Aim of the exercise: Where a line holds the string "screenshot", return that line.

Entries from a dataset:
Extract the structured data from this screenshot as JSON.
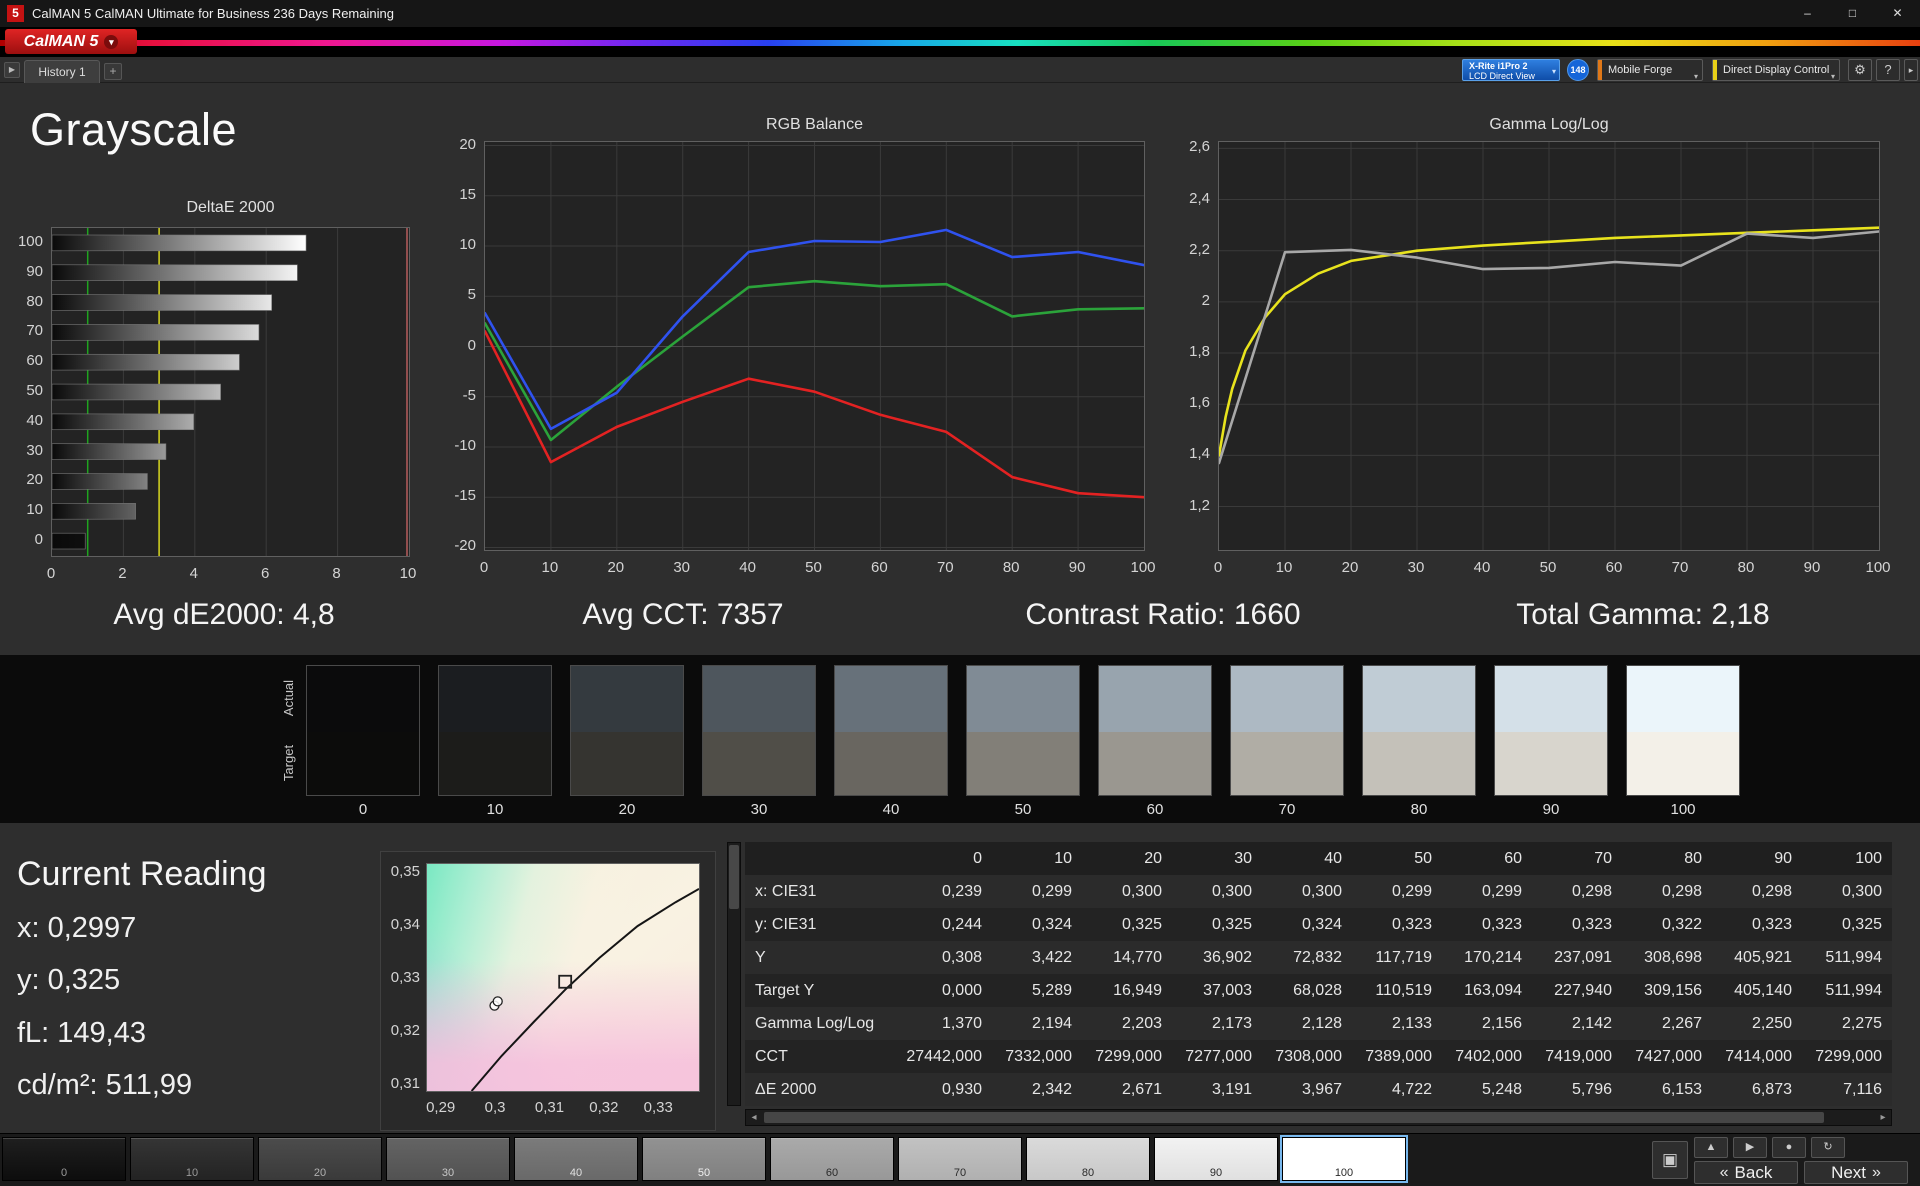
{
  "titlebar": {
    "app_icon": "5",
    "title": "CalMAN 5 CalMAN Ultimate for Business 236 Days Remaining"
  },
  "logo": {
    "text": "CalMAN 5"
  },
  "tabbar": {
    "history_tab": "History 1",
    "add_tab": "+",
    "meter_line1": "X-Rite i1Pro 2",
    "meter_line2": "LCD Direct View",
    "badge": "148",
    "source": "Mobile Forge",
    "display_control": "Direct Display Control"
  },
  "icons": {
    "minimize": "–",
    "maximize": "□",
    "close": "✕",
    "dropdown": "▾",
    "collapse": "▶",
    "gear": "⚙",
    "help": "?",
    "panel": "▸",
    "scroll_left": "◂",
    "scroll_right": "▸",
    "back": "«",
    "next": "»",
    "display_toggle": "▣"
  },
  "page_title": "Grayscale",
  "summary": [
    "Avg dE2000: 4,8",
    "Avg CCT: 7357",
    "Contrast Ratio: 1660",
    "Total Gamma: 2,18"
  ],
  "chart_data": [
    {
      "type": "bar",
      "title": "DeltaE 2000",
      "orientation": "horizontal",
      "categories": [
        "100",
        "90",
        "80",
        "70",
        "60",
        "50",
        "40",
        "30",
        "20",
        "10",
        "0"
      ],
      "values": [
        7.116,
        6.873,
        6.153,
        5.796,
        5.248,
        4.722,
        3.967,
        3.191,
        2.671,
        2.342,
        0.93
      ],
      "xlim": [
        0,
        10
      ],
      "xticks": [
        {
          "v": 0,
          "label": "0"
        },
        {
          "v": 2,
          "label": "2"
        },
        {
          "v": 4,
          "label": "4"
        },
        {
          "v": 6,
          "label": "6"
        },
        {
          "v": 8,
          "label": "8"
        },
        {
          "v": 10,
          "label": "10"
        }
      ],
      "reference_lines": [
        {
          "v": 1,
          "color": "#1fa41f"
        },
        {
          "v": 3,
          "color": "#d8d820"
        },
        {
          "v": 10,
          "color": "#b85c5c"
        }
      ]
    },
    {
      "type": "line",
      "title": "RGB Balance",
      "x": [
        0,
        10,
        20,
        30,
        40,
        50,
        60,
        70,
        80,
        90,
        100
      ],
      "xticks": [
        {
          "v": 0,
          "label": "0"
        },
        {
          "v": 10,
          "label": "10"
        },
        {
          "v": 20,
          "label": "20"
        },
        {
          "v": 30,
          "label": "30"
        },
        {
          "v": 40,
          "label": "40"
        },
        {
          "v": 50,
          "label": "50"
        },
        {
          "v": 60,
          "label": "60"
        },
        {
          "v": 70,
          "label": "70"
        },
        {
          "v": 80,
          "label": "80"
        },
        {
          "v": 90,
          "label": "90"
        },
        {
          "v": 100,
          "label": "100"
        }
      ],
      "ylim": [
        -20.25,
        20.35
      ],
      "yticks": [
        {
          "v": 20,
          "label": "20"
        },
        {
          "v": 15,
          "label": "15"
        },
        {
          "v": 10,
          "label": "10"
        },
        {
          "v": 5,
          "label": "5"
        },
        {
          "v": 0,
          "label": "0"
        },
        {
          "v": -5,
          "label": "-5"
        },
        {
          "v": -10,
          "label": "-10"
        },
        {
          "v": -15,
          "label": "-15"
        },
        {
          "v": -20,
          "label": "-20"
        }
      ],
      "series": [
        {
          "name": "red",
          "color": "#e32222",
          "values": [
            1.5,
            -11.5,
            -8.0,
            -5.5,
            -3.2,
            -4.5,
            -6.8,
            -8.5,
            -13.0,
            -14.6,
            -15.0
          ]
        },
        {
          "name": "green",
          "color": "#2ba33a",
          "values": [
            2.3,
            -9.3,
            -4.0,
            1.0,
            5.9,
            6.5,
            6.0,
            6.2,
            3.0,
            3.7,
            3.8
          ]
        },
        {
          "name": "blue",
          "color": "#2f52ef",
          "values": [
            3.3,
            -8.2,
            -4.6,
            3.0,
            9.4,
            10.5,
            10.4,
            11.6,
            8.9,
            9.4,
            8.1
          ]
        }
      ]
    },
    {
      "type": "line",
      "title": "Gamma Log/Log",
      "x": [
        0,
        10,
        20,
        30,
        40,
        50,
        60,
        70,
        80,
        90,
        100
      ],
      "xticks": [
        {
          "v": 0,
          "label": "0"
        },
        {
          "v": 10,
          "label": "10"
        },
        {
          "v": 20,
          "label": "20"
        },
        {
          "v": 30,
          "label": "30"
        },
        {
          "v": 40,
          "label": "40"
        },
        {
          "v": 50,
          "label": "50"
        },
        {
          "v": 60,
          "label": "60"
        },
        {
          "v": 70,
          "label": "70"
        },
        {
          "v": 80,
          "label": "80"
        },
        {
          "v": 90,
          "label": "90"
        },
        {
          "v": 100,
          "label": "100"
        }
      ],
      "ylim": [
        1.03,
        2.625
      ],
      "yticks": [
        {
          "v": 2.6,
          "label": "2,6"
        },
        {
          "v": 2.4,
          "label": "2,4"
        },
        {
          "v": 2.2,
          "label": "2,2"
        },
        {
          "v": 2.0,
          "label": "2"
        },
        {
          "v": 1.8,
          "label": "1,8"
        },
        {
          "v": 1.6,
          "label": "1,6"
        },
        {
          "v": 1.4,
          "label": "1,4"
        },
        {
          "v": 1.2,
          "label": "1,2"
        }
      ],
      "series": [
        {
          "name": "target",
          "color": "#e8e31d",
          "x": [
            0,
            1,
            2,
            4,
            7,
            10,
            15,
            20,
            30,
            40,
            50,
            60,
            70,
            80,
            90,
            100
          ],
          "values": [
            1.4,
            1.55,
            1.66,
            1.81,
            1.94,
            2.03,
            2.11,
            2.16,
            2.2,
            2.22,
            2.235,
            2.25,
            2.26,
            2.27,
            2.28,
            2.29
          ]
        },
        {
          "name": "measured",
          "color": "#a8a8a8",
          "values": [
            1.37,
            2.194,
            2.203,
            2.173,
            2.128,
            2.133,
            2.156,
            2.142,
            2.267,
            2.25,
            2.275
          ]
        }
      ]
    },
    {
      "type": "scatter",
      "title": "CIE xy",
      "xlim": [
        0.2873,
        0.3373
      ],
      "ylim": [
        0.3089,
        0.3517
      ],
      "xticks": [
        {
          "v": 0.29,
          "label": "0,29"
        },
        {
          "v": 0.3,
          "label": "0,3"
        },
        {
          "v": 0.31,
          "label": "0,31"
        },
        {
          "v": 0.32,
          "label": "0,32"
        },
        {
          "v": 0.33,
          "label": "0,33"
        }
      ],
      "yticks": [
        {
          "v": 0.35,
          "label": "0,35"
        },
        {
          "v": 0.34,
          "label": "0,34"
        },
        {
          "v": 0.33,
          "label": "0,33"
        },
        {
          "v": 0.32,
          "label": "0,32"
        },
        {
          "v": 0.31,
          "label": "0,31"
        }
      ],
      "locus": [
        [
          0.2955,
          0.3089
        ],
        [
          0.301,
          0.3155
        ],
        [
          0.307,
          0.322
        ],
        [
          0.3127,
          0.328
        ],
        [
          0.319,
          0.334
        ],
        [
          0.326,
          0.34
        ],
        [
          0.333,
          0.3445
        ],
        [
          0.3373,
          0.347
        ]
      ],
      "target_marker": {
        "x": 0.3127,
        "y": 0.3295
      },
      "points": [
        {
          "x": 0.2997,
          "y": 0.325
        },
        {
          "x": 0.3003,
          "y": 0.3258
        }
      ]
    }
  ],
  "swatch_strip": {
    "row_labels": [
      "Actual",
      "Target"
    ],
    "levels": [
      "0",
      "10",
      "20",
      "30",
      "40",
      "50",
      "60",
      "70",
      "80",
      "90",
      "100"
    ],
    "actual_colors": [
      "#0b0b0c",
      "#1b1d20",
      "#343a3f",
      "#4e565d",
      "#67717a",
      "#808b95",
      "#98a4ae",
      "#adb9c3",
      "#c0ccd5",
      "#d4e0e8",
      "#ebf5fa"
    ],
    "target_colors": [
      "#0c0c0b",
      "#1c1c1a",
      "#353430",
      "#504e48",
      "#696660",
      "#827f78",
      "#9a9790",
      "#b0ada5",
      "#c4c1b9",
      "#d8d5cd",
      "#f3f0e8"
    ]
  },
  "current_reading": {
    "title": "Current Reading",
    "lines": [
      "x: 0,2997",
      "y: 0,325",
      "fL: 149,43",
      "cd/m²: 511,99"
    ]
  },
  "table": {
    "columns": [
      "0",
      "10",
      "20",
      "30",
      "40",
      "50",
      "60",
      "70",
      "80",
      "90",
      "100"
    ],
    "rows": [
      {
        "label": "x: CIE31",
        "values": [
          "0,239",
          "0,299",
          "0,300",
          "0,300",
          "0,300",
          "0,299",
          "0,299",
          "0,298",
          "0,298",
          "0,298",
          "0,300"
        ]
      },
      {
        "label": "y: CIE31",
        "values": [
          "0,244",
          "0,324",
          "0,325",
          "0,325",
          "0,324",
          "0,323",
          "0,323",
          "0,323",
          "0,322",
          "0,323",
          "0,325"
        ]
      },
      {
        "label": "Y",
        "values": [
          "0,308",
          "3,422",
          "14,770",
          "36,902",
          "72,832",
          "117,719",
          "170,214",
          "237,091",
          "308,698",
          "405,921",
          "511,994"
        ]
      },
      {
        "label": "Target Y",
        "values": [
          "0,000",
          "5,289",
          "16,949",
          "37,003",
          "68,028",
          "110,519",
          "163,094",
          "227,940",
          "309,156",
          "405,140",
          "511,994"
        ]
      },
      {
        "label": "Gamma Log/Log",
        "values": [
          "1,370",
          "2,194",
          "2,203",
          "2,173",
          "2,128",
          "2,133",
          "2,156",
          "2,142",
          "2,267",
          "2,250",
          "2,275"
        ]
      },
      {
        "label": "CCT",
        "values": [
          "27442,000",
          "7332,000",
          "7299,000",
          "7277,000",
          "7308,000",
          "7389,000",
          "7402,000",
          "7419,000",
          "7427,000",
          "7414,000",
          "7299,000"
        ]
      },
      {
        "label": "ΔE 2000",
        "values": [
          "0,930",
          "2,342",
          "2,671",
          "3,191",
          "3,967",
          "4,722",
          "5,248",
          "5,796",
          "6,153",
          "6,873",
          "7,116"
        ]
      }
    ]
  },
  "bottom_bar": {
    "buttons": [
      {
        "label": "0",
        "color": "#0d0d0d",
        "text": "#9a9a9a"
      },
      {
        "label": "10",
        "color": "#232323",
        "text": "#9a9a9a"
      },
      {
        "label": "20",
        "color": "#3a3a3a",
        "text": "#b0b0b0"
      },
      {
        "label": "30",
        "color": "#525252",
        "text": "#c8c8c8"
      },
      {
        "label": "40",
        "color": "#696969",
        "text": "#e0e0e0"
      },
      {
        "label": "50",
        "color": "#808080",
        "text": "#f0f0f0"
      },
      {
        "label": "60",
        "color": "#989898",
        "text": "#2a2a2a"
      },
      {
        "label": "70",
        "color": "#b0b0b0",
        "text": "#2a2a2a"
      },
      {
        "label": "80",
        "color": "#c8c8c8",
        "text": "#2a2a2a"
      },
      {
        "label": "90",
        "color": "#e0e0e0",
        "text": "#2a2a2a"
      },
      {
        "label": "100",
        "color": "#ffffff",
        "text": "#2a2a2a",
        "selected": true
      }
    ],
    "tool_icons": [
      {
        "name": "capture-icon",
        "glyph": "▲"
      },
      {
        "name": "play-icon",
        "glyph": "▶"
      },
      {
        "name": "record-icon",
        "glyph": "●"
      },
      {
        "name": "refresh-icon",
        "glyph": "↻"
      }
    ],
    "nav": {
      "back": "Back",
      "next": "Next"
    }
  }
}
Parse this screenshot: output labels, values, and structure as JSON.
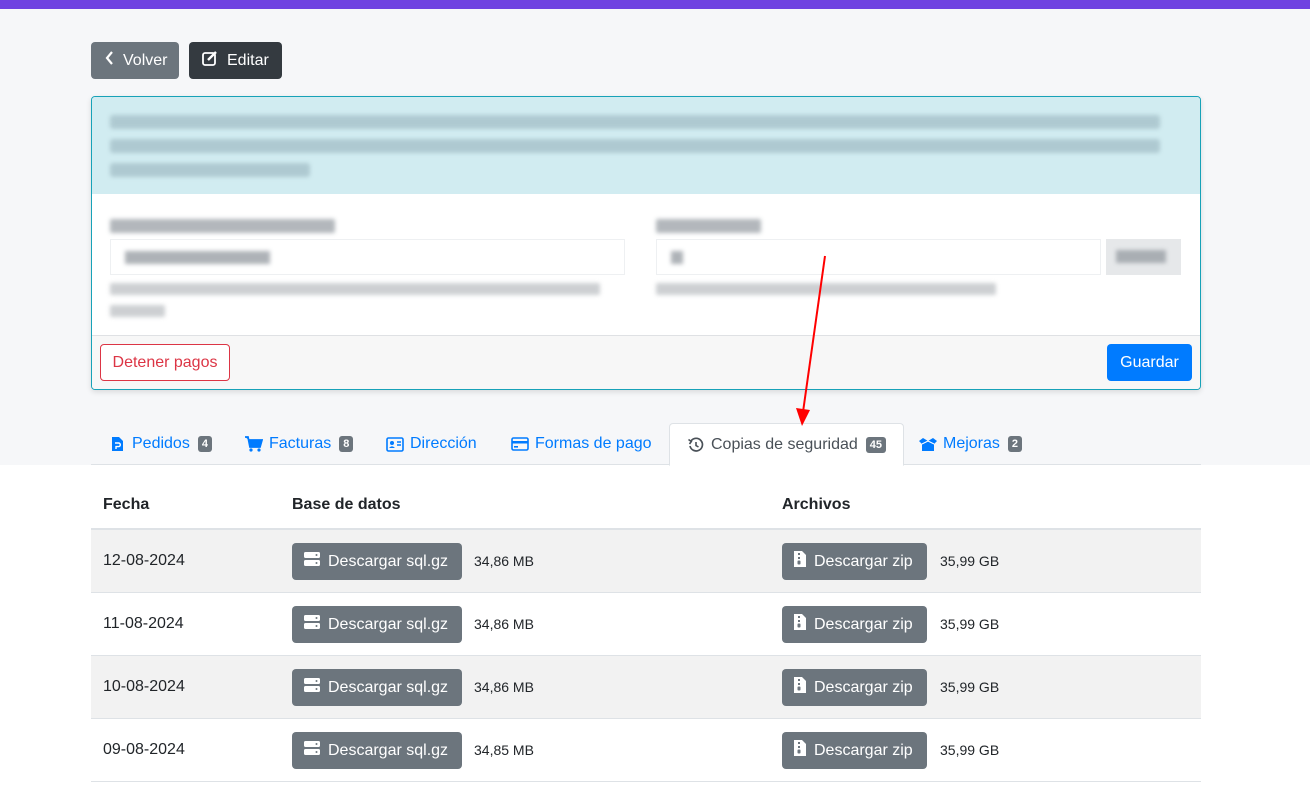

Answer for the task:
Extract the structured data from this screenshot as JSON.
Parse this screenshot: output labels, values, and structure as JSON.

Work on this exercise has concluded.